╭─ The records

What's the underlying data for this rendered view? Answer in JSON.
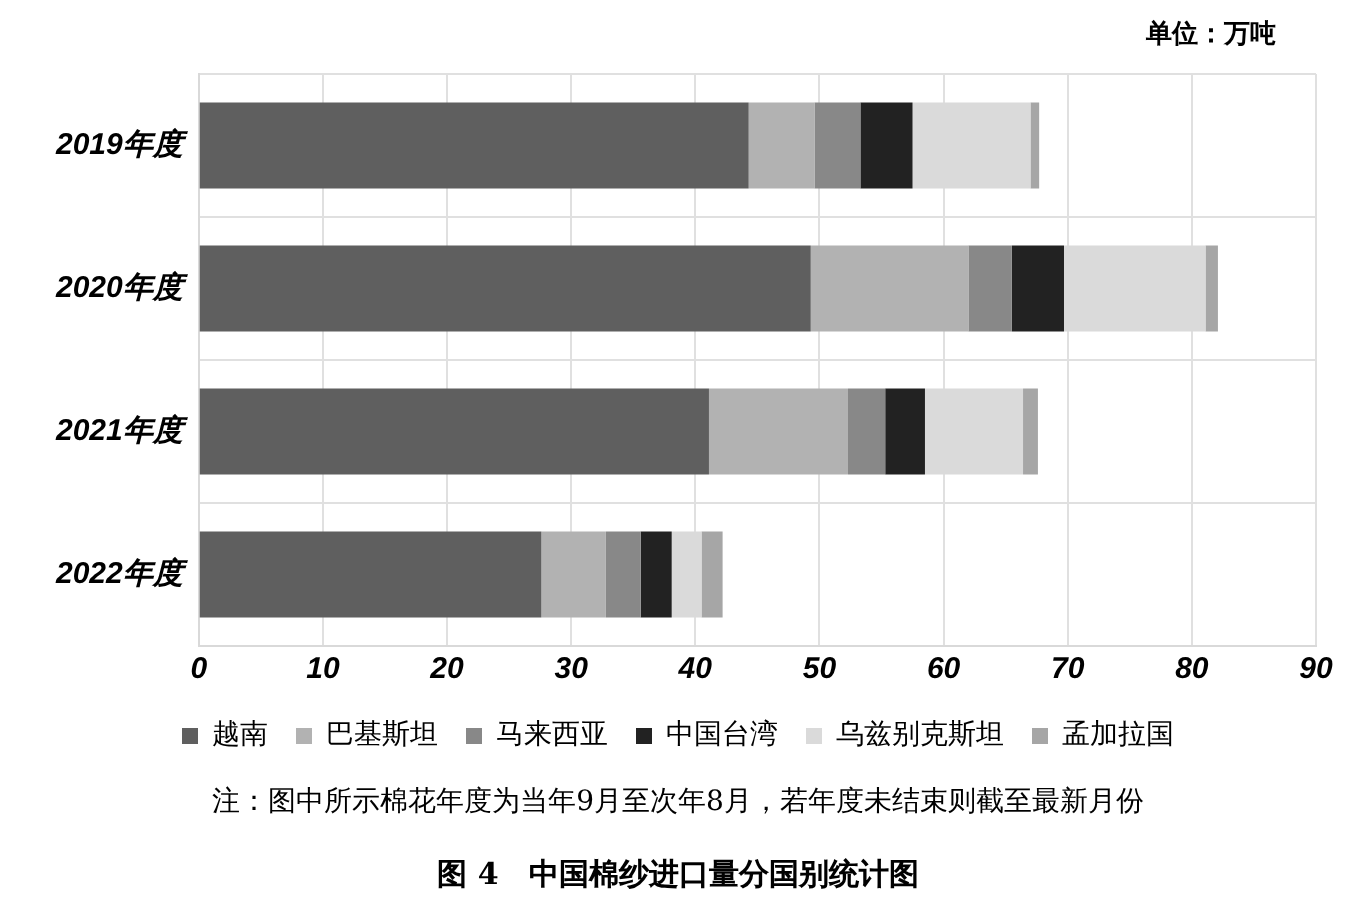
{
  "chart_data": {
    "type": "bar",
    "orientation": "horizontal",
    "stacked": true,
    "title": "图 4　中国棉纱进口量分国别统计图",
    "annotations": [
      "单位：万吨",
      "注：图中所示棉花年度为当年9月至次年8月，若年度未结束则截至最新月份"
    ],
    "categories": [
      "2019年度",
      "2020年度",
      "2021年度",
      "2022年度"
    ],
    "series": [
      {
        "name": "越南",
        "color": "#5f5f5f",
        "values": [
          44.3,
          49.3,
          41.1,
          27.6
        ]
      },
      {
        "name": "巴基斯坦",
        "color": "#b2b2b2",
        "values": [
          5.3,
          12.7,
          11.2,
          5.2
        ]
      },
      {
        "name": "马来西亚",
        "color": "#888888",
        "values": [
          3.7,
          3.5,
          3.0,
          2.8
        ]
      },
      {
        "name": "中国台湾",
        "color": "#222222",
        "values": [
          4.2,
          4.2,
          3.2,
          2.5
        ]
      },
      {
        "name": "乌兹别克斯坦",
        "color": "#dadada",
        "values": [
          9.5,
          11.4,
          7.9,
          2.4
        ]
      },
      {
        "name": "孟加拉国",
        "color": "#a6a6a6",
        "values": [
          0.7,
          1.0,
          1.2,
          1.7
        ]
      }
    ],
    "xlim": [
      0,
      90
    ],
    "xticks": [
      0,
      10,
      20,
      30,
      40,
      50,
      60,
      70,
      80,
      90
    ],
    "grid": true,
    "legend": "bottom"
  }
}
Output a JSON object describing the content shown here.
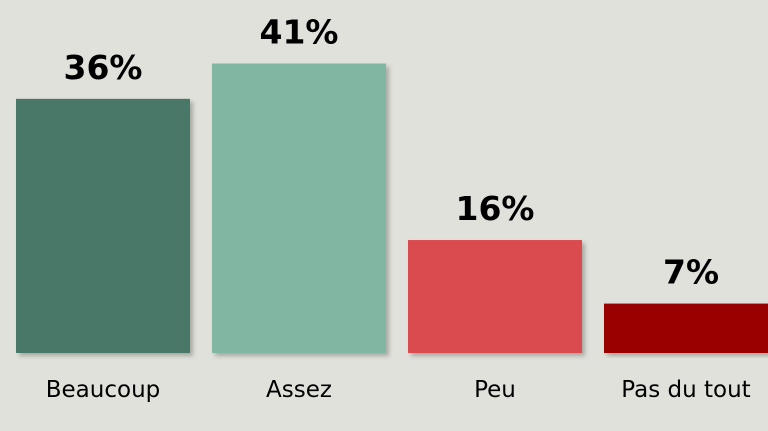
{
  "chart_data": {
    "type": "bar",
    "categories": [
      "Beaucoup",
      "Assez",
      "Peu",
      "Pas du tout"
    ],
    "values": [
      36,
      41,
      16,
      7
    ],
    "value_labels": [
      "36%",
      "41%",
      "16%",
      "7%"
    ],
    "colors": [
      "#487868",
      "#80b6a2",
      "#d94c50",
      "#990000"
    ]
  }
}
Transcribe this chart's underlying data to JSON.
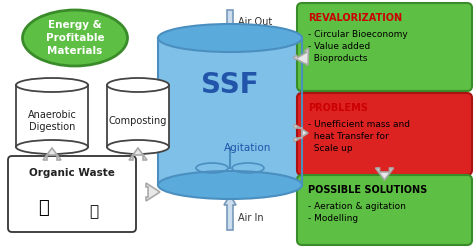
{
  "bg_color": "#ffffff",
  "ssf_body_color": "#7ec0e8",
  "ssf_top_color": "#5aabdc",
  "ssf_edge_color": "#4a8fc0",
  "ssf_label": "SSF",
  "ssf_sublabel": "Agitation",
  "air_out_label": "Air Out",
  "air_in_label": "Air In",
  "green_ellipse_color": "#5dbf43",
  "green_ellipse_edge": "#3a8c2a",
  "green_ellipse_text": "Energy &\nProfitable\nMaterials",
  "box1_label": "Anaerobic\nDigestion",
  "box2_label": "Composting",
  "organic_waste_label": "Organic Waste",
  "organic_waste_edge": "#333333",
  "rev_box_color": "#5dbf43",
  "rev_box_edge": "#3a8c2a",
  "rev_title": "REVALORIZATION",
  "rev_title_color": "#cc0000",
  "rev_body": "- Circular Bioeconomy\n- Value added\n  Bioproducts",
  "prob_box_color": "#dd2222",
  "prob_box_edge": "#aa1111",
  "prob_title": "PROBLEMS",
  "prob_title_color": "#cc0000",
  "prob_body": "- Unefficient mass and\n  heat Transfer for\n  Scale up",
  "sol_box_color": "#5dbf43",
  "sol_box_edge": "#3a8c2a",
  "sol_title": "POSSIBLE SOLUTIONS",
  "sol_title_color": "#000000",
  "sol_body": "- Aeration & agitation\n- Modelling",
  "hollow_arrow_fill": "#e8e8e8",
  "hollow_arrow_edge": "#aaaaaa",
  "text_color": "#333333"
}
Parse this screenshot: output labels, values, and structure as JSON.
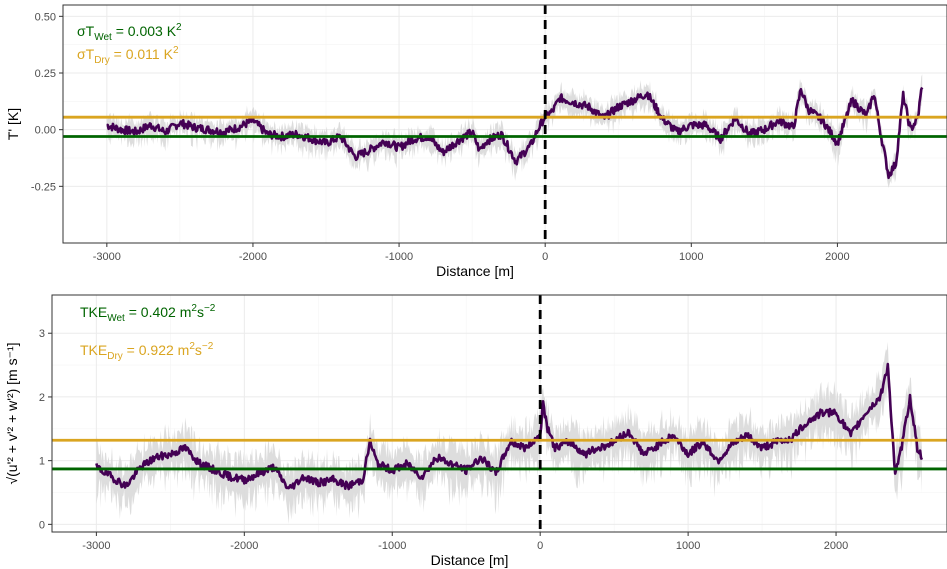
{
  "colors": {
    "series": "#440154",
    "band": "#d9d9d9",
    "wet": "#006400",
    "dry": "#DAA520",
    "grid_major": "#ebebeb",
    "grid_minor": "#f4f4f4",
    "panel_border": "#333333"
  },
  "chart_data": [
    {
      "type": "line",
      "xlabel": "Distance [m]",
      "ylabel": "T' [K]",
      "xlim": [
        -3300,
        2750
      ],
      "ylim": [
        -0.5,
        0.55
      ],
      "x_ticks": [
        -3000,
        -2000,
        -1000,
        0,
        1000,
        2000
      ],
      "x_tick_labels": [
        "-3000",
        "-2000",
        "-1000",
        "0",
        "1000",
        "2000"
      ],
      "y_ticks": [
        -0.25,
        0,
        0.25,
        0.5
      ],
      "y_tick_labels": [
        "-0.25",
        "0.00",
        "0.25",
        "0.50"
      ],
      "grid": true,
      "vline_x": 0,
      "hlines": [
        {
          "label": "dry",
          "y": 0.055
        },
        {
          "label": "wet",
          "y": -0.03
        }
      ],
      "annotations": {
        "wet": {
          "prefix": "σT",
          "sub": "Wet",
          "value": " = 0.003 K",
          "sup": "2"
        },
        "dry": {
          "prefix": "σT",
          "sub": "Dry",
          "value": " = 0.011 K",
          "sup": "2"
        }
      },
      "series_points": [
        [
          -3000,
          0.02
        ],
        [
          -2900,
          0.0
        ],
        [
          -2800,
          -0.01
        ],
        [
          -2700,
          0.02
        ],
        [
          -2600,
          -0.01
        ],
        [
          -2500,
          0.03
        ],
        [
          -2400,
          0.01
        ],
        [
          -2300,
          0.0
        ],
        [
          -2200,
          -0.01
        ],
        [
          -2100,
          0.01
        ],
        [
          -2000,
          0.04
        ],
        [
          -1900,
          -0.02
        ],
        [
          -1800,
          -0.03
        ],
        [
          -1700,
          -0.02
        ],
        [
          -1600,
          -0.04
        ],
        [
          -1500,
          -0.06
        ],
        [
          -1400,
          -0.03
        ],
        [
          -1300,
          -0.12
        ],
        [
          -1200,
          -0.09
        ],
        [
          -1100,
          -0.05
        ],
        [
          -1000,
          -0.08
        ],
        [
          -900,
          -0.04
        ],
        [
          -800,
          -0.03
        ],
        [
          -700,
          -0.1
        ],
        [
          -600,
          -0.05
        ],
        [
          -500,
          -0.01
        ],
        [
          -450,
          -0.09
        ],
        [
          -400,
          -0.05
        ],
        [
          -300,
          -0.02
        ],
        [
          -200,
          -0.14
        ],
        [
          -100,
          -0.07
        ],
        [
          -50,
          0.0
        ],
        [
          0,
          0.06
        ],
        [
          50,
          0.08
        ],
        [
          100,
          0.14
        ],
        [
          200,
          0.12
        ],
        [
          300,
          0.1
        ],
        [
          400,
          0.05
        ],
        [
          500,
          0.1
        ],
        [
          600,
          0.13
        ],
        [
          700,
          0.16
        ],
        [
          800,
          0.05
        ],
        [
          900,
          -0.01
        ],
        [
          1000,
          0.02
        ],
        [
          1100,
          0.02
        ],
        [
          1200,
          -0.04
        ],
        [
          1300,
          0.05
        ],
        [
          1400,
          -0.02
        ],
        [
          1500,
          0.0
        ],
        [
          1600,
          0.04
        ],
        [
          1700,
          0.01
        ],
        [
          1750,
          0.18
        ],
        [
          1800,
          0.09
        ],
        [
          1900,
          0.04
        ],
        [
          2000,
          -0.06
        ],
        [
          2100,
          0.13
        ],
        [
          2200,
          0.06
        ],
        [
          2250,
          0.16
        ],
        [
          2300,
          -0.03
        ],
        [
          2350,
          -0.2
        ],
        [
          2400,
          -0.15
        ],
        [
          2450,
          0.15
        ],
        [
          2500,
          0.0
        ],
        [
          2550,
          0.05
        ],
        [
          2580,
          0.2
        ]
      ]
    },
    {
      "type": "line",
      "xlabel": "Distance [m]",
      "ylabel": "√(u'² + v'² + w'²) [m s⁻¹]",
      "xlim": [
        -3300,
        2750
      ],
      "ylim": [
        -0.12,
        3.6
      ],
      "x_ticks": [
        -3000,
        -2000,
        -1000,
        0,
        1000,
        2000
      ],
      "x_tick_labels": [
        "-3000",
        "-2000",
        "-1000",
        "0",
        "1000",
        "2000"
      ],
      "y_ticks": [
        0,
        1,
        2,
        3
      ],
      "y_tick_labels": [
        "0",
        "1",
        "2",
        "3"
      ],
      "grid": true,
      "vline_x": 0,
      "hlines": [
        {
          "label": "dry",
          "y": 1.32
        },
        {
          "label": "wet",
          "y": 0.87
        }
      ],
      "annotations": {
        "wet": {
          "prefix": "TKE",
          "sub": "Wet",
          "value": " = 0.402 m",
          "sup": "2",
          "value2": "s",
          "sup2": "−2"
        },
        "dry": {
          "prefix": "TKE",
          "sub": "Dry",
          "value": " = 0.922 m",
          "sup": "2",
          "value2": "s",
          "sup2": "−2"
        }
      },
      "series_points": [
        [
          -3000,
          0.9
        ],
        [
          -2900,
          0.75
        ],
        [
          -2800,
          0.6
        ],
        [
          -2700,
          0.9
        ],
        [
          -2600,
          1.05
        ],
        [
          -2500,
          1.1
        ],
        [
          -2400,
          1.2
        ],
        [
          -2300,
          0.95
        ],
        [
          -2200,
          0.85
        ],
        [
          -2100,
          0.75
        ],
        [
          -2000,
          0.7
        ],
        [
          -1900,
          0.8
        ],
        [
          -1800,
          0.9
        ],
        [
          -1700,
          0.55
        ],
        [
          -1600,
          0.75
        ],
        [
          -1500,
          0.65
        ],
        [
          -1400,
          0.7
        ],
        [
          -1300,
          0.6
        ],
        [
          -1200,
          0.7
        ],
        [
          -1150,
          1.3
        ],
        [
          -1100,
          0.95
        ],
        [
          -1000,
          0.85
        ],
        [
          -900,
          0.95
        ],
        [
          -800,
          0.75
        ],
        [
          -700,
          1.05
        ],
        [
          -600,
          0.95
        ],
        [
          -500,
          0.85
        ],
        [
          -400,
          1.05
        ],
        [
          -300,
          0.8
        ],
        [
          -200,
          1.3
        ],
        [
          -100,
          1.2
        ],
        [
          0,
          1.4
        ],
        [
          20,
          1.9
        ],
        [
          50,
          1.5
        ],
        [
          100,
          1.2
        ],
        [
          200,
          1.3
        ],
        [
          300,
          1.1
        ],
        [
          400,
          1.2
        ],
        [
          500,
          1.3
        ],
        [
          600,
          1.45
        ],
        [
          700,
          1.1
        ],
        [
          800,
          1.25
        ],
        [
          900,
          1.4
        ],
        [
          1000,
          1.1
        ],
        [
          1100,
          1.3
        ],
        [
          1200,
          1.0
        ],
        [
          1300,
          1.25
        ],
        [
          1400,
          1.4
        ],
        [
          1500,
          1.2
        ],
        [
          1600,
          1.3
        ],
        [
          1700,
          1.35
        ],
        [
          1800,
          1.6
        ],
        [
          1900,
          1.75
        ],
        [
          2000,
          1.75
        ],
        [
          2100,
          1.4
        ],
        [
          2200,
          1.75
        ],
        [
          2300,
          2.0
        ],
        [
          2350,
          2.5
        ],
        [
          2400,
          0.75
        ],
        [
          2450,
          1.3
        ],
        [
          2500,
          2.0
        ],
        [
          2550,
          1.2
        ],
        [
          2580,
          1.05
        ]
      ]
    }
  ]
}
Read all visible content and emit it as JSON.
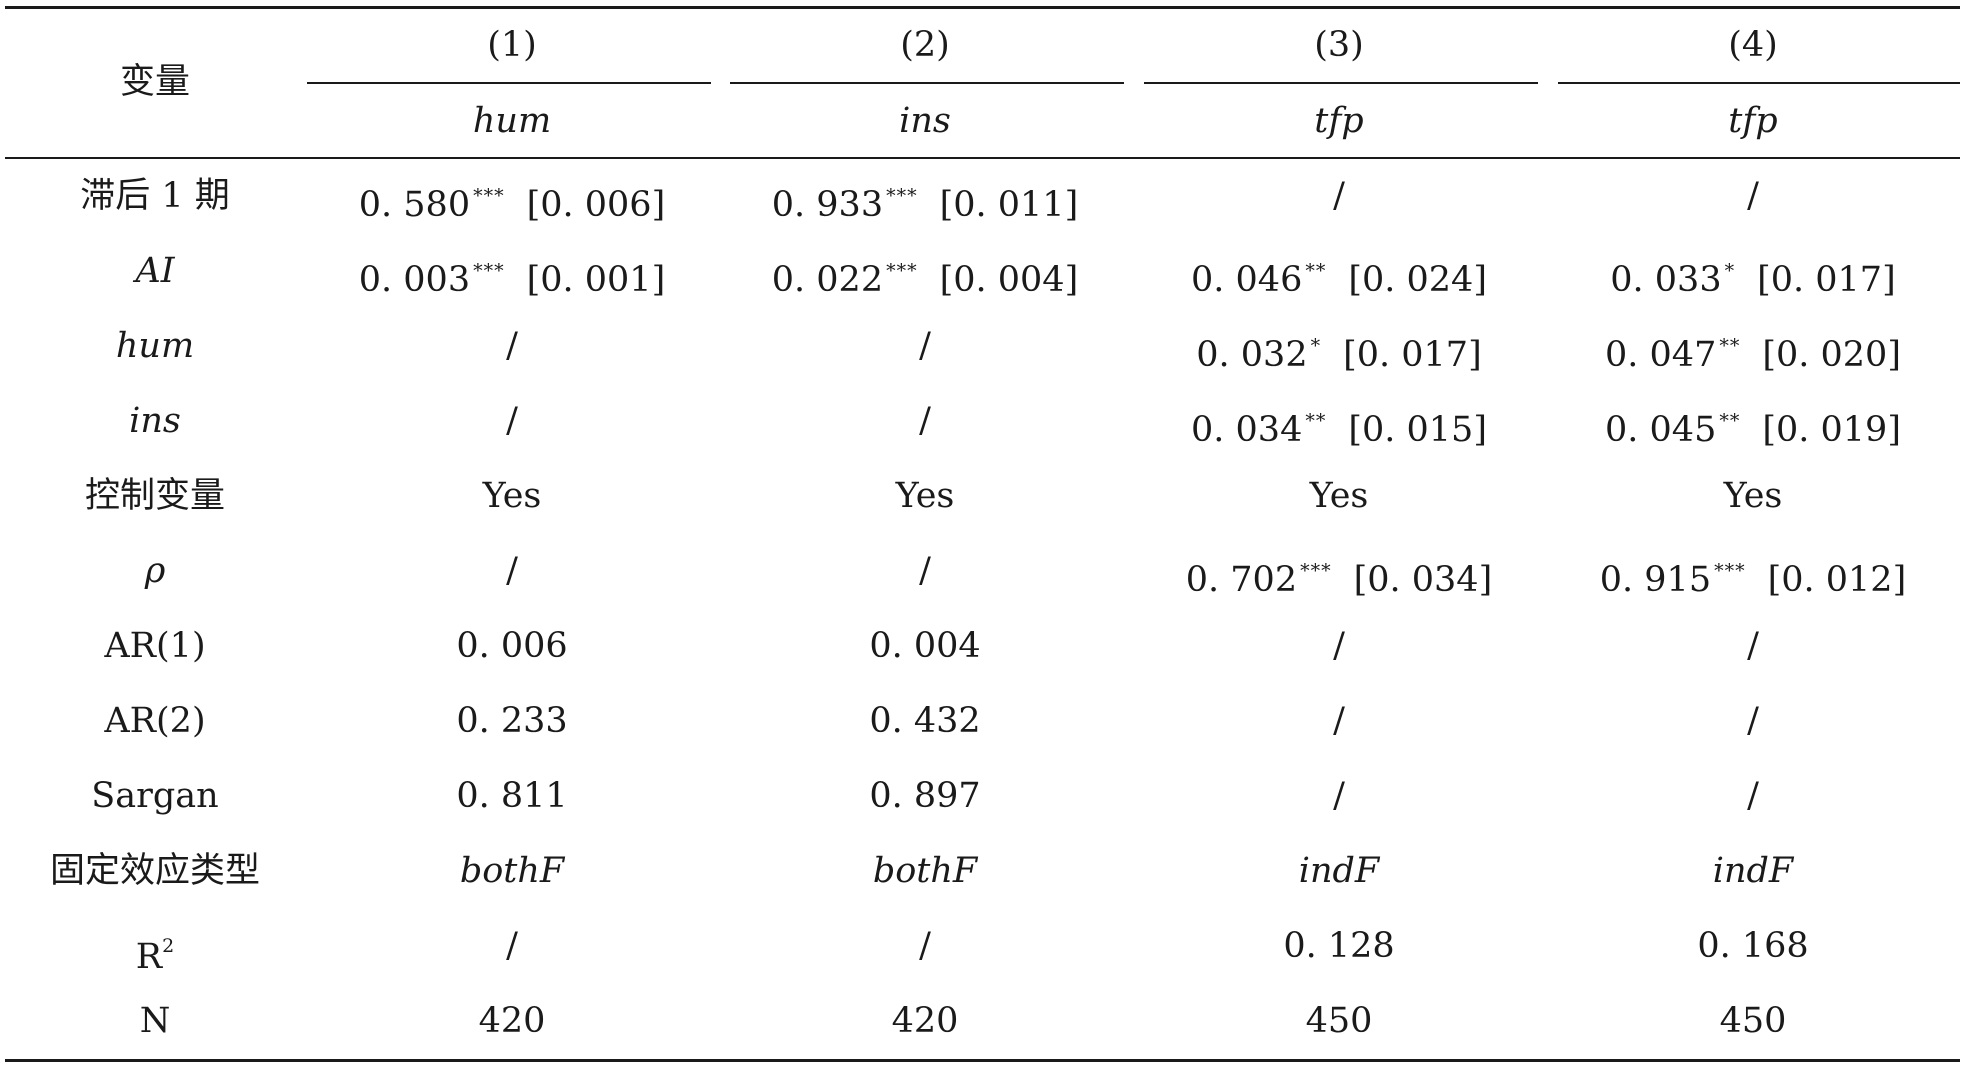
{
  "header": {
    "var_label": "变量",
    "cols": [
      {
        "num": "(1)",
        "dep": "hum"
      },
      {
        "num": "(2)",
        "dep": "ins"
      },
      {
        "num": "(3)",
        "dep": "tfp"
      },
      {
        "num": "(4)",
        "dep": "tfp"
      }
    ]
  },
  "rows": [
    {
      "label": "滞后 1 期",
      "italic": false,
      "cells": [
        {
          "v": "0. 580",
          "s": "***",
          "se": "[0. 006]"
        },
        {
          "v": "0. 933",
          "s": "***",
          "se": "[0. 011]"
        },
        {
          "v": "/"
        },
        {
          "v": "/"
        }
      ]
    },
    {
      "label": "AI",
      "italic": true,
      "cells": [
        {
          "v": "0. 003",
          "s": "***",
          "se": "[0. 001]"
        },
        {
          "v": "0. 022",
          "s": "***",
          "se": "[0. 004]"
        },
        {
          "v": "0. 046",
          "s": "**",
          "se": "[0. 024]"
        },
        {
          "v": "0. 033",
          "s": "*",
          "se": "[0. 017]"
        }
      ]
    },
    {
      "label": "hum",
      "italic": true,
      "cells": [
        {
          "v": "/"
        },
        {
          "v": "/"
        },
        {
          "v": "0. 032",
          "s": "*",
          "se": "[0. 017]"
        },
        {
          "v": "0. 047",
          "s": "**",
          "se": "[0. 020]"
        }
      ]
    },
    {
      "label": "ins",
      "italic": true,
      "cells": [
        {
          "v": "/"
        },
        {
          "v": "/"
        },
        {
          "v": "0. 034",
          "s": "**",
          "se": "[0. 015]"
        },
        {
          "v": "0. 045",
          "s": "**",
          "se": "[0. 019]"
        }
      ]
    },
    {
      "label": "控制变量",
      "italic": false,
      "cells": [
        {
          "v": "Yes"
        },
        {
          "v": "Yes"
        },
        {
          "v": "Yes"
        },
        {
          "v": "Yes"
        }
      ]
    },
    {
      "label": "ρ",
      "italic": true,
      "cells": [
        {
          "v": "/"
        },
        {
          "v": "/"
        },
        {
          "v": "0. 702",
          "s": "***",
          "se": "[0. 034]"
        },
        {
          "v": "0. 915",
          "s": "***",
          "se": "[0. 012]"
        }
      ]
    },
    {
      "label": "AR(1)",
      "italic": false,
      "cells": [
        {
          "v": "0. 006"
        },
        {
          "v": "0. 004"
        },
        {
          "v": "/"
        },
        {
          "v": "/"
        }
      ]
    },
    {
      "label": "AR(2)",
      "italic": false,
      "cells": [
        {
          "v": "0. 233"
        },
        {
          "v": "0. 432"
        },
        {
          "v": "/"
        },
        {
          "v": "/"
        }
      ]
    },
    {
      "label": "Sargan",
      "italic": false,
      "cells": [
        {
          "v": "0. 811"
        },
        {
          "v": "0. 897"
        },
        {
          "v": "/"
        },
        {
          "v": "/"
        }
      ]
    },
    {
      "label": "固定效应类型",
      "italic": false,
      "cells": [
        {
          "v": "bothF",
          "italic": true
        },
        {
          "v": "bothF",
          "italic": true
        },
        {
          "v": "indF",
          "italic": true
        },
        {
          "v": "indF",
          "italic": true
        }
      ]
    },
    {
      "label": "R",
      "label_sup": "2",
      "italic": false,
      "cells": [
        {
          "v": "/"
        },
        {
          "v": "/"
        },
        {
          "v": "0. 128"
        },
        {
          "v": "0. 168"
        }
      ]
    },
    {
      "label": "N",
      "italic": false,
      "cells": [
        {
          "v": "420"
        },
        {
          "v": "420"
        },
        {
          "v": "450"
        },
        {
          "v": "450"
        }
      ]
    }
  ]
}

╰─

*Directions:* Which lines hold the word "JSON"? Return all of them from the records above.

*Answer to this exercise:*
What's the underlying data for this rendered view? Answer in JSON.
Output a JSON object describing the content shown here.
Transcribe this chart's underlying data to JSON.
Parse this screenshot: output labels, values, and structure as JSON.
Read all visible content and emit it as JSON.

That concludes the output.